> _Task description_
Below are some entries. Copy each line that holds the string "Research".

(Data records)
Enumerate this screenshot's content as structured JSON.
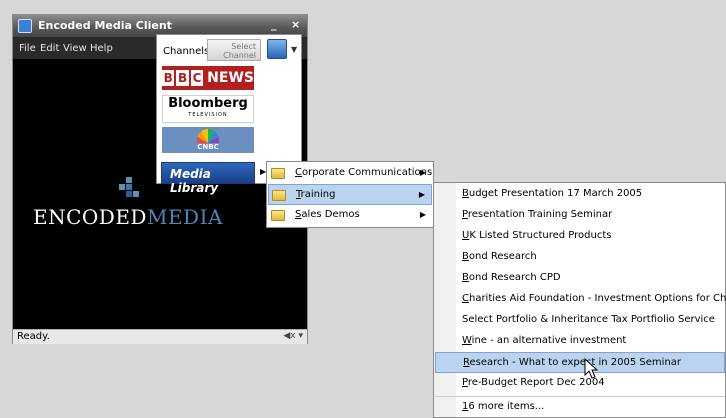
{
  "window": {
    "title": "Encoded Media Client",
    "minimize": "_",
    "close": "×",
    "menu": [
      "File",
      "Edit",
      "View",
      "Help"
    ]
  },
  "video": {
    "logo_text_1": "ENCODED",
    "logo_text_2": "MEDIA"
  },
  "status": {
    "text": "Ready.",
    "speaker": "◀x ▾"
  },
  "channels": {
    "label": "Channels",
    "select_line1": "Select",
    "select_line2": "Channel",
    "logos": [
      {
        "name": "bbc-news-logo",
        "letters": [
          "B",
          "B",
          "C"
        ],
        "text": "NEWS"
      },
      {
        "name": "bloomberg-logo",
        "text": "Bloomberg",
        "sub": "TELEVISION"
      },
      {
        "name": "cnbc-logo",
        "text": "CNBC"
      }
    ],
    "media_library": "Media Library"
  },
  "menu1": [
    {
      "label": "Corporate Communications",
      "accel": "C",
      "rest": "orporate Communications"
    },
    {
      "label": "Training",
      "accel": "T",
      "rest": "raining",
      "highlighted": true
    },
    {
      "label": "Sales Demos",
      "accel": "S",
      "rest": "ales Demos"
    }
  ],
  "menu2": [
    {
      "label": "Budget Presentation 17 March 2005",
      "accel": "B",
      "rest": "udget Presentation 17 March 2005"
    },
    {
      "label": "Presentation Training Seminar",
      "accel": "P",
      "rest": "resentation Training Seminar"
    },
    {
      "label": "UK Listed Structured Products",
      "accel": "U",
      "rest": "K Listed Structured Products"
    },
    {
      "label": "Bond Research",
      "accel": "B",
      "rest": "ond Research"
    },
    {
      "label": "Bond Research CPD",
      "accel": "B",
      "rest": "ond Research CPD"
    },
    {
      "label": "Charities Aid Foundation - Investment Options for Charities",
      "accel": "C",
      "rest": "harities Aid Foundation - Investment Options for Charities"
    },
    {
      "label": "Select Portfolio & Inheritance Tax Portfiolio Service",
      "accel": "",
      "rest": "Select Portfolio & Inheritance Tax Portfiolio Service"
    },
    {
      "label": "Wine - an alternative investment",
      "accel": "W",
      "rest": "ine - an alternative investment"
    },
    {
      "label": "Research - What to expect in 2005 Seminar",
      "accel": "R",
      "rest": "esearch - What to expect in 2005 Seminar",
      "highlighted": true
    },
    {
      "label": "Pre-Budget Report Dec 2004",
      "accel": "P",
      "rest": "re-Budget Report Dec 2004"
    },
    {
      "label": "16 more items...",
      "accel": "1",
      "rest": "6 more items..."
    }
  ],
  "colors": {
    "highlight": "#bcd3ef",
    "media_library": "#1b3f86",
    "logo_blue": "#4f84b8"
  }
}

> _Full output_
      "label": "Bond Research",
      "rest": "ond Research"
      "label": "Bond Research CPD",
      "rest": "ond Research CPD"
      "label": "Research - What to expect in 2005 Seminar",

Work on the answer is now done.